**DATASET CONTENT**
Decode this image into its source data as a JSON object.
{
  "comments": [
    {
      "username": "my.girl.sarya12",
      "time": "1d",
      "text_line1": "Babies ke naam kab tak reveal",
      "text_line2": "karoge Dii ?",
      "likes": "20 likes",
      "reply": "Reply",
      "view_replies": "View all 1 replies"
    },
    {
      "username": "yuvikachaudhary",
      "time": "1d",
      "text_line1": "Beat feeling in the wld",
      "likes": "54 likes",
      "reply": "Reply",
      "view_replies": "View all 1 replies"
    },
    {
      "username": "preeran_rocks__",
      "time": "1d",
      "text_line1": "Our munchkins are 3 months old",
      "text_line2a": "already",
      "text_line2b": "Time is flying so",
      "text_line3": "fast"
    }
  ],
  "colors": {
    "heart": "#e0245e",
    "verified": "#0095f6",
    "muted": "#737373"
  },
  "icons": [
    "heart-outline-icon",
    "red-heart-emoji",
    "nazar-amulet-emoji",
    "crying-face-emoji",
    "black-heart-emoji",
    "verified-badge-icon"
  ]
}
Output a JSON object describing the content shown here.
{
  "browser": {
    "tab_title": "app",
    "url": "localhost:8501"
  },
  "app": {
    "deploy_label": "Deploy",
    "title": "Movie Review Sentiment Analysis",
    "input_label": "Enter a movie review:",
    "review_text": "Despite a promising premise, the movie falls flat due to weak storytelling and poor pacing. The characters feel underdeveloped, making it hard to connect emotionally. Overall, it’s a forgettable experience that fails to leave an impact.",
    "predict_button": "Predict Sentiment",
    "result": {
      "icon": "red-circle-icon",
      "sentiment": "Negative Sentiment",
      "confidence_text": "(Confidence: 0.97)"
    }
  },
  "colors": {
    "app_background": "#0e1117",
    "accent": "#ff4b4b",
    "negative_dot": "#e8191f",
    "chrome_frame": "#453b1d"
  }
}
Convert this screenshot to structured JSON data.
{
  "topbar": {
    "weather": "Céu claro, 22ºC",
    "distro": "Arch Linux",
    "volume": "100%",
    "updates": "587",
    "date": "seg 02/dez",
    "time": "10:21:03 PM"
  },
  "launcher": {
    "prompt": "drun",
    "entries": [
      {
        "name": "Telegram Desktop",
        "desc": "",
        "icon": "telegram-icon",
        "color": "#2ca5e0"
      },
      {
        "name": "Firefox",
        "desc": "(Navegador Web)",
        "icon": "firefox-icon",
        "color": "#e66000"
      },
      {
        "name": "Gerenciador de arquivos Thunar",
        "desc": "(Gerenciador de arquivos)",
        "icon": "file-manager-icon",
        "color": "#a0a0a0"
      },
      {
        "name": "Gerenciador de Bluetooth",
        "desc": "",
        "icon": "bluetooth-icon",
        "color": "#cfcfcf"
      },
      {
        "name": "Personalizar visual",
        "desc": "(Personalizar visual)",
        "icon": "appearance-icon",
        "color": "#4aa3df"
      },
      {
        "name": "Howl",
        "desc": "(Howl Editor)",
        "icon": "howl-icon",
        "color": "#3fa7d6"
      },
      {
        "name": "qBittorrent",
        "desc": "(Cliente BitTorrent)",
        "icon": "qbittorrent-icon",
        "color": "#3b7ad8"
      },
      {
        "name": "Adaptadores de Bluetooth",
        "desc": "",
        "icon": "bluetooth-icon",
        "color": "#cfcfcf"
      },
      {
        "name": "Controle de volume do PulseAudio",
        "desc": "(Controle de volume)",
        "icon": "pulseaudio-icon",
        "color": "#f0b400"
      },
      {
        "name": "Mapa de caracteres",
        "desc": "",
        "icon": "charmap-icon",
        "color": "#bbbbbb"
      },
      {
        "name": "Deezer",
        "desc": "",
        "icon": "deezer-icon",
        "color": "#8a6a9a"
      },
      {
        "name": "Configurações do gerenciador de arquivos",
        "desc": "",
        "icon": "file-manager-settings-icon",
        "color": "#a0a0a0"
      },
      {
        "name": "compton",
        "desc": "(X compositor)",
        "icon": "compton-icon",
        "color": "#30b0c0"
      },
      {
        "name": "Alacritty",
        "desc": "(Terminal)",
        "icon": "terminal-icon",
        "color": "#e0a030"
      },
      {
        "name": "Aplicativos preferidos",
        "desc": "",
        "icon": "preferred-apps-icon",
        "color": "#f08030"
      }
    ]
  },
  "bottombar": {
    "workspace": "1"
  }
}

**THE PROBLEM**
Output all records verbatim.

**EXERCISE RESPONSE**
Decode this image into its source data as a JSON object.
{
  "comments": [
    {
      "username": "my.girl.sarya12",
      "time": "1d",
      "text_line1": "Babies ke naam kab tak reveal",
      "text_line2": "karoge Dii ?",
      "likes": "20 likes",
      "reply": "Reply",
      "view_replies": "View all 1 replies"
    },
    {
      "username": "yuvikachaudhary",
      "time": "1d",
      "text_line1": "Beat feeling in the wld",
      "likes": "54 likes",
      "reply": "Reply",
      "view_replies": "View all 1 replies"
    },
    {
      "username": "preeran_rocks__",
      "time": "1d",
      "text_line1": "Our munchkins are 3 months old",
      "text_line2a": "already",
      "text_line2b": "Time is flying so",
      "text_line3": "fast"
    }
  ],
  "colors": {
    "heart": "#e0245e",
    "verified": "#0095f6",
    "muted": "#737373"
  },
  "icons": [
    "heart-outline-icon",
    "red-heart-emoji",
    "nazar-amulet-emoji",
    "crying-face-emoji",
    "black-heart-emoji",
    "verified-badge-icon"
  ]
}
Output a JSON object describing the content shown here.
{
  "browser": {
    "tab_title": "app",
    "url": "localhost:8501"
  },
  "app": {
    "deploy_label": "Deploy",
    "title": "Movie Review Sentiment Analysis",
    "input_label": "Enter a movie review:",
    "review_text": "Despite a promising premise, the movie falls flat due to weak storytelling and poor pacing. The characters feel underdeveloped, making it hard to connect emotionally. Overall, it’s a forgettable experience that fails to leave an impact.",
    "predict_button": "Predict Sentiment",
    "result": {
      "icon": "red-circle-icon",
      "sentiment": "Negative Sentiment",
      "confidence_text": "(Confidence: 0.97)"
    }
  },
  "colors": {
    "app_background": "#0e1117",
    "accent": "#ff4b4b",
    "negative_dot": "#e8191f",
    "chrome_frame": "#453b1d"
  }
}
Convert this screenshot to structured JSON data.
{
  "topbar": {
    "weather": "Céu claro, 22ºC",
    "distro": "Arch Linux",
    "volume": "100%",
    "updates": "587",
    "date": "seg 02/dez",
    "time": "10:21:03 PM"
  },
  "launcher": {
    "prompt": "drun",
    "entries": [
      {
        "name": "Telegram Desktop",
        "desc": "",
        "icon": "telegram-icon",
        "color": "#2ca5e0"
      },
      {
        "name": "Firefox",
        "desc": "(Navegador Web)",
        "icon": "firefox-icon",
        "color": "#e66000"
      },
      {
        "name": "Gerenciador de arquivos Thunar",
        "desc": "(Gerenciador de arquivos)",
        "icon": "file-manager-icon",
        "color": "#a0a0a0"
      },
      {
        "name": "Gerenciador de Bluetooth",
        "desc": "",
        "icon": "bluetooth-icon",
        "color": "#cfcfcf"
      },
      {
        "name": "Personalizar visual",
        "desc": "(Personalizar visual)",
        "icon": "appearance-icon",
        "color": "#4aa3df"
      },
      {
        "name": "Howl",
        "desc": "(Howl Editor)",
        "icon": "howl-icon",
        "color": "#3fa7d6"
      },
      {
        "name": "qBittorrent",
        "desc": "(Cliente BitTorrent)",
        "icon": "qbittorrent-icon",
        "color": "#3b7ad8"
      },
      {
        "name": "Adaptadores de Bluetooth",
        "desc": "",
        "icon": "bluetooth-icon",
        "color": "#cfcfcf"
      },
      {
        "name": "Controle de volume do PulseAudio",
        "desc": "(Controle de volume)",
        "icon": "pulseaudio-icon",
        "color": "#f0b400"
      },
      {
        "name": "Mapa de caracteres",
        "desc": "",
        "icon": "charmap-icon",
        "color": "#bbbbbb"
      },
      {
        "name": "Deezer",
        "desc": "",
        "icon": "deezer-icon",
        "color": "#8a6a9a"
      },
      {
        "name": "Configurações do gerenciador de arquivos",
        "desc": "",
        "icon": "file-manager-settings-icon",
        "color": "#a0a0a0"
      },
      {
        "name": "compton",
        "desc": "(X compositor)",
        "icon": "compton-icon",
        "color": "#30b0c0"
      },
      {
        "name": "Alacritty",
        "desc": "(Terminal)",
        "icon": "terminal-icon",
        "color": "#e0a030"
      },
      {
        "name": "Aplicativos preferidos",
        "desc": "",
        "icon": "preferred-apps-icon",
        "color": "#f08030"
      }
    ]
  },
  "bottombar": {
    "workspace": "1"
  }
}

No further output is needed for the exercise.